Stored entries
^^^^^^^^

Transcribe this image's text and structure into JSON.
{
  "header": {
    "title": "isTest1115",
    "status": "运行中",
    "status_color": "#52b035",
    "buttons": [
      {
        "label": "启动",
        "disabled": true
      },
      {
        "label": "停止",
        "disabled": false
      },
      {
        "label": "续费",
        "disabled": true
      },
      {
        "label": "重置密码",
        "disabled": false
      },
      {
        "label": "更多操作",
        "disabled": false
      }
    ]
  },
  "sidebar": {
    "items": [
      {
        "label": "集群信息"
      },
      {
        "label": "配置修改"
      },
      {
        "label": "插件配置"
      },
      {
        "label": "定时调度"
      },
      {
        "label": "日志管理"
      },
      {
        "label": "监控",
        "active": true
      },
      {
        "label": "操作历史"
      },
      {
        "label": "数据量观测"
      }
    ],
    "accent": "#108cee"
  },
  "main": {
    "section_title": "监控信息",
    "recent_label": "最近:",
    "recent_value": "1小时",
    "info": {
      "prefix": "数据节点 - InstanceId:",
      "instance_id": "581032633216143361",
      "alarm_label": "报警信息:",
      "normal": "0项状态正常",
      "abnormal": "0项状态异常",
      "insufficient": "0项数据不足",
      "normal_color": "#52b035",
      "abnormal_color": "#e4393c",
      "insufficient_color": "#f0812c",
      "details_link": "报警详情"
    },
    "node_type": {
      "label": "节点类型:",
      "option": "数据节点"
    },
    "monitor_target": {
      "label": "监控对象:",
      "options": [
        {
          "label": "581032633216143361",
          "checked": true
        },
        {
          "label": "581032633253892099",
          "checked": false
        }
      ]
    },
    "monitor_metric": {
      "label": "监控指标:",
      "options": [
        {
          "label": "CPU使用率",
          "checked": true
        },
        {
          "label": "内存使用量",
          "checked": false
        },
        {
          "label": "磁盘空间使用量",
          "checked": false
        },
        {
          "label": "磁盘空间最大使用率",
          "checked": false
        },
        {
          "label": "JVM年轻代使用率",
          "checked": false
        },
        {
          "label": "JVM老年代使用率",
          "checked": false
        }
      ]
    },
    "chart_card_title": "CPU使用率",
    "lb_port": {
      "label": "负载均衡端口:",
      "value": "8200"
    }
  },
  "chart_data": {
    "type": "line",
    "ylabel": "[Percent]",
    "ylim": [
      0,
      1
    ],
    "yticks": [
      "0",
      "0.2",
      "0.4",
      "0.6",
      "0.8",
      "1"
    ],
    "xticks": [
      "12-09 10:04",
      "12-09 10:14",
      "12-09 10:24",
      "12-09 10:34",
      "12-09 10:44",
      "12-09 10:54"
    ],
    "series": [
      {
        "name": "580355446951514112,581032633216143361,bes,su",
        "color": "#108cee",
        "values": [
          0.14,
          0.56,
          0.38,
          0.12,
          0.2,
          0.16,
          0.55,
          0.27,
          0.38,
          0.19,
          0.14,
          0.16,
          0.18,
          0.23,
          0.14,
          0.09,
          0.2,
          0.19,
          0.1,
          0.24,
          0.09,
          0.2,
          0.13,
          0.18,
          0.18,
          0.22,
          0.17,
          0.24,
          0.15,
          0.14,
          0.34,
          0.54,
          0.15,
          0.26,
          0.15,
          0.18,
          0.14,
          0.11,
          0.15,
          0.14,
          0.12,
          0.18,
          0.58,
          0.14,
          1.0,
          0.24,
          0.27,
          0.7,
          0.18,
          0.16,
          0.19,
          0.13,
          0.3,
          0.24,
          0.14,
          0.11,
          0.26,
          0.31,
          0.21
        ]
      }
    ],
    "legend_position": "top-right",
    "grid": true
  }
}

^^^^^^^^

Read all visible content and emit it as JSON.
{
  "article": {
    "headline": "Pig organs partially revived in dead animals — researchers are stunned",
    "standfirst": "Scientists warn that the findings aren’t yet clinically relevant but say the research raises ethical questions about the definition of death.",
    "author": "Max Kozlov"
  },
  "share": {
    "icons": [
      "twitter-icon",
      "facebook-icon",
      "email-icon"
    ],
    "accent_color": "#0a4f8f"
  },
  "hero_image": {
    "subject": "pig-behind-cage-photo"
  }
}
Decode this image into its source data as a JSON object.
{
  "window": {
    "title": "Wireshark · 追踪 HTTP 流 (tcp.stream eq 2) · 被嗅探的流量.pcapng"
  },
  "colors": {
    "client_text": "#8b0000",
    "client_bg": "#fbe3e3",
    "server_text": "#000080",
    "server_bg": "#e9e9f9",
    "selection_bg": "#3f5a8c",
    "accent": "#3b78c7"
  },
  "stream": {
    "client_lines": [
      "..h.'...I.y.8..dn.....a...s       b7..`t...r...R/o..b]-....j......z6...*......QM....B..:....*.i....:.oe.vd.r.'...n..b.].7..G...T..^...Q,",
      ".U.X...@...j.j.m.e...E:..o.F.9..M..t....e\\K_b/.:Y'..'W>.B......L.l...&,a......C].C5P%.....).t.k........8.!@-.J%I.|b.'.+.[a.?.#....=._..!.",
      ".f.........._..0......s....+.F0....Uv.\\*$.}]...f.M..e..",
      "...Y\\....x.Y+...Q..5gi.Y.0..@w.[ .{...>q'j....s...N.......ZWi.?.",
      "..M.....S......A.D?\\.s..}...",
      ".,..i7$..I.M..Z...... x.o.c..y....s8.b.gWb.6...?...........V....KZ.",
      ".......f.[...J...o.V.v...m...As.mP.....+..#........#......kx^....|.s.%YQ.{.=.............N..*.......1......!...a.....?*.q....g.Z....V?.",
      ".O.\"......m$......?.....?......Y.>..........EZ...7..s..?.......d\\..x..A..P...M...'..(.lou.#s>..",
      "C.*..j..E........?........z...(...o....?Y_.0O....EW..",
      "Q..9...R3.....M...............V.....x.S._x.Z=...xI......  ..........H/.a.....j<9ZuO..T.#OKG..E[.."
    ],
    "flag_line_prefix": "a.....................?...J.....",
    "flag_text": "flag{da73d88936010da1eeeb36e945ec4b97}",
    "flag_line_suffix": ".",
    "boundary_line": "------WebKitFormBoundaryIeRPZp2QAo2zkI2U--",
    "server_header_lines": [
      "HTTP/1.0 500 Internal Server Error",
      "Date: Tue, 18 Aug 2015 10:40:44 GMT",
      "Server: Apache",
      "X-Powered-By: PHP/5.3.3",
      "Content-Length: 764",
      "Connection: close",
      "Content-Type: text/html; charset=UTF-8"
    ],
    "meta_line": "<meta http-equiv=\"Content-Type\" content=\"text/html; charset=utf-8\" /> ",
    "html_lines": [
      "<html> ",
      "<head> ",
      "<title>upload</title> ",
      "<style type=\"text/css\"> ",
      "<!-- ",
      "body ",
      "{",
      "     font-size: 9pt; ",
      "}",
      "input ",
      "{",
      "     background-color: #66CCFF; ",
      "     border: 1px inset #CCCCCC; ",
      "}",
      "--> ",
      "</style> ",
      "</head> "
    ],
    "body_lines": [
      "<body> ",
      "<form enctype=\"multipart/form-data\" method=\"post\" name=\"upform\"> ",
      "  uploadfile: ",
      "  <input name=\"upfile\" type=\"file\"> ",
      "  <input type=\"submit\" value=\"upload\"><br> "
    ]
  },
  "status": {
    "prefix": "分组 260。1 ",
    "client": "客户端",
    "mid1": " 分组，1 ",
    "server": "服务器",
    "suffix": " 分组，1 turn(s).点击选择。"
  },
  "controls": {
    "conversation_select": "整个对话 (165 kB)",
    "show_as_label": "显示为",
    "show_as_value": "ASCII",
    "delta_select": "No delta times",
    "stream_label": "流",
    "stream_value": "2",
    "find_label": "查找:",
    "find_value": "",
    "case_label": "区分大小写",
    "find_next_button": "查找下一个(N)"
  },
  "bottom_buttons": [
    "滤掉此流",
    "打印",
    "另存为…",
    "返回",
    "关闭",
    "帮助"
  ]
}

^^^^^^^^

**What needs to be done**
Copy each line of the listing that holds the word "this".

**Completed task**
Transcribe this image's text and structure into JSON.
Decode this image into its source data as a JSON object.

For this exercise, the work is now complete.